## STATED EXERCISE
The answer is one number: how many lines in the data below hold "dines".

## EXTRACTED RECORDS
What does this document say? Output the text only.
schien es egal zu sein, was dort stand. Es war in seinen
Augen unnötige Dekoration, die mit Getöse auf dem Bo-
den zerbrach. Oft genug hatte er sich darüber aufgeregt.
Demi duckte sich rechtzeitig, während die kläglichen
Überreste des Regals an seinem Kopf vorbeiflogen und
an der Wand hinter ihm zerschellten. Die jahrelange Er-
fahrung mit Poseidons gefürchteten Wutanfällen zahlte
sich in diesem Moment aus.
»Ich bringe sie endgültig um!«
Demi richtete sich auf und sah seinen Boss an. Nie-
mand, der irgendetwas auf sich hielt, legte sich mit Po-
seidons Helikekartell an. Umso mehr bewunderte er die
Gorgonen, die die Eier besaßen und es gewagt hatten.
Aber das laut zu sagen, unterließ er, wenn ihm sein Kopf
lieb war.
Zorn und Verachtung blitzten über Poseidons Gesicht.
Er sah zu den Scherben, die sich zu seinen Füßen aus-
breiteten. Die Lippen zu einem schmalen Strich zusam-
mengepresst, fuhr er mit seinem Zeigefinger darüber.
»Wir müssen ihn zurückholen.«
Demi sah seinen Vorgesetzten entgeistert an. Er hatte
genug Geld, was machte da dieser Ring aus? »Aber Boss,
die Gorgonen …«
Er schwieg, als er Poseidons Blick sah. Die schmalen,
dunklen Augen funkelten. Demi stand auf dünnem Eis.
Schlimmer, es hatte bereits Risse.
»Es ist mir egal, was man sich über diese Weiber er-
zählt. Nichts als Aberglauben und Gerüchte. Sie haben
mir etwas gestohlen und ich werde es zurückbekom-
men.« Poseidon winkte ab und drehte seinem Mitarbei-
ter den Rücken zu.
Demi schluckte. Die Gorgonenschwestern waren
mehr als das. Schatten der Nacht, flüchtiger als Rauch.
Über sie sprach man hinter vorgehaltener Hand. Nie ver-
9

==

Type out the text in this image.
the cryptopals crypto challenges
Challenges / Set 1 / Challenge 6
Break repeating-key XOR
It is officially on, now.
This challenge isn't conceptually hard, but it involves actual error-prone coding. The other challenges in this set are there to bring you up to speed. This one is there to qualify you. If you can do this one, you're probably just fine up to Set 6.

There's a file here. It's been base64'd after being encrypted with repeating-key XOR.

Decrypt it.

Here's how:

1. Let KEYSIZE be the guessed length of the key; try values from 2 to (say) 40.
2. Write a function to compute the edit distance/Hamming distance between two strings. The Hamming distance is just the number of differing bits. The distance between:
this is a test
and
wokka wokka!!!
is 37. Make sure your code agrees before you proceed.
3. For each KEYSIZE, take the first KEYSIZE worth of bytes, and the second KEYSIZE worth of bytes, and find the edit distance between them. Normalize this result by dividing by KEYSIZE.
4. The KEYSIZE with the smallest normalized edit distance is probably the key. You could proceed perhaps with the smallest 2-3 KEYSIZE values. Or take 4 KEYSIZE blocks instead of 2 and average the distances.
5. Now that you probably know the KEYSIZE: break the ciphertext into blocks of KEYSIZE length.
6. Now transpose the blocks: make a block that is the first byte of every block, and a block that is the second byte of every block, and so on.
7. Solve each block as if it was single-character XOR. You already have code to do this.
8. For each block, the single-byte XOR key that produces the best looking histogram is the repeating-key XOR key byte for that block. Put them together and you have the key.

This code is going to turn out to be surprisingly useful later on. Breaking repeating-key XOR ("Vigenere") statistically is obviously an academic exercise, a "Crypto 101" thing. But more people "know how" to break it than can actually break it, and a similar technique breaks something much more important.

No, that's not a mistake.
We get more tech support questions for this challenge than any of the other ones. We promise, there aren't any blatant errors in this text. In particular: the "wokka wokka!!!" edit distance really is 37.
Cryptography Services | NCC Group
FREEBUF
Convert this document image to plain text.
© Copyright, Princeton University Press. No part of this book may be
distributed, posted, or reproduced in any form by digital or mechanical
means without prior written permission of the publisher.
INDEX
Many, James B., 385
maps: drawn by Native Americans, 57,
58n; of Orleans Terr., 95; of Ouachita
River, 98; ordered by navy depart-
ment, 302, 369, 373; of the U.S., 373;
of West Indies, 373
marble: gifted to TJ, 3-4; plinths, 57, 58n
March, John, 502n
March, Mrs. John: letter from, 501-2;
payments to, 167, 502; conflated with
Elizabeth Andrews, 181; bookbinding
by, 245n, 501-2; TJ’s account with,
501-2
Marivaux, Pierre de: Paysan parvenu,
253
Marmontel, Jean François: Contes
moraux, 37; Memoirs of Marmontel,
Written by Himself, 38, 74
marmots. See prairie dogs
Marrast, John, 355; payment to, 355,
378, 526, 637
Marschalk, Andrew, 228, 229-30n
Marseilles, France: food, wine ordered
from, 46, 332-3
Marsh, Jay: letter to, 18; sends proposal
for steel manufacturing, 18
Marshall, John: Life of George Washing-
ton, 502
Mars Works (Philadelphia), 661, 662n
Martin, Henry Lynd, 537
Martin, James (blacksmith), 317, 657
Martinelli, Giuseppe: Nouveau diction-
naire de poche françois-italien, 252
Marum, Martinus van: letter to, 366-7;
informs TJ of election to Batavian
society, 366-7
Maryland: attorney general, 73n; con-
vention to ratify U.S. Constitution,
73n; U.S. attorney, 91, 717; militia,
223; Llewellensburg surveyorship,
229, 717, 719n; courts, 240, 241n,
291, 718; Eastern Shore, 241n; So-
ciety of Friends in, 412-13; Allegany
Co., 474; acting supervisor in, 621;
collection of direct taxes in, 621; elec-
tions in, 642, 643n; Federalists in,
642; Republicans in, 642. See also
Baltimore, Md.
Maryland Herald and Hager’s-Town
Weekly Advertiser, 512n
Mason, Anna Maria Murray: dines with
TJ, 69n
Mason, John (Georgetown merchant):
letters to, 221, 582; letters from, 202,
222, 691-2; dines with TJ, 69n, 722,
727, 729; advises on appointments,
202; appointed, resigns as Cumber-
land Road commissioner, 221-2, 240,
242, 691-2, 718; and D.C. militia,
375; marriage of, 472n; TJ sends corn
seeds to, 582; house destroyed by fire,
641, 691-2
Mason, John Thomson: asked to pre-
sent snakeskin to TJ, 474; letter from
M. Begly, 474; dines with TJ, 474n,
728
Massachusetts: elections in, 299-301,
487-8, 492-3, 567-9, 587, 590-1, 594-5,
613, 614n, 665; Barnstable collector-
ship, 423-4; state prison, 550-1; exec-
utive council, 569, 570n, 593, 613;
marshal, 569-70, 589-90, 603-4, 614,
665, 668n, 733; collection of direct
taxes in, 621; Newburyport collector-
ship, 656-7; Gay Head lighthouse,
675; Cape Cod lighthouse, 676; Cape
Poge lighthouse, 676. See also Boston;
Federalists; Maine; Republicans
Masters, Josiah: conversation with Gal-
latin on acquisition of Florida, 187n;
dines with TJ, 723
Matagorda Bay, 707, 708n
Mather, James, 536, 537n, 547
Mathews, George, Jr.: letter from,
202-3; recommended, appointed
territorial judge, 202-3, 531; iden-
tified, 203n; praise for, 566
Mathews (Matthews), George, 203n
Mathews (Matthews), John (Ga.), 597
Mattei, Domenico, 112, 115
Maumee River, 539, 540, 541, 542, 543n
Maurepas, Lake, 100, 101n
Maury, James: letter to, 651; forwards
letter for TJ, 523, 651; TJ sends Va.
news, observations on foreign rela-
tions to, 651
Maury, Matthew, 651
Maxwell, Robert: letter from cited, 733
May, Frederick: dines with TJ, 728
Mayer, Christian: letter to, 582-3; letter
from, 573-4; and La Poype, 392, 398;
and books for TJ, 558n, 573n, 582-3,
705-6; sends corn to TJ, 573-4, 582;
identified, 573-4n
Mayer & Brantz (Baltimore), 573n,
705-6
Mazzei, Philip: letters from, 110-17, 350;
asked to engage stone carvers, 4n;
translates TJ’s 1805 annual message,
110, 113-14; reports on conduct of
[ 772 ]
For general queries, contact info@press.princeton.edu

## CORRECT ANSWER
5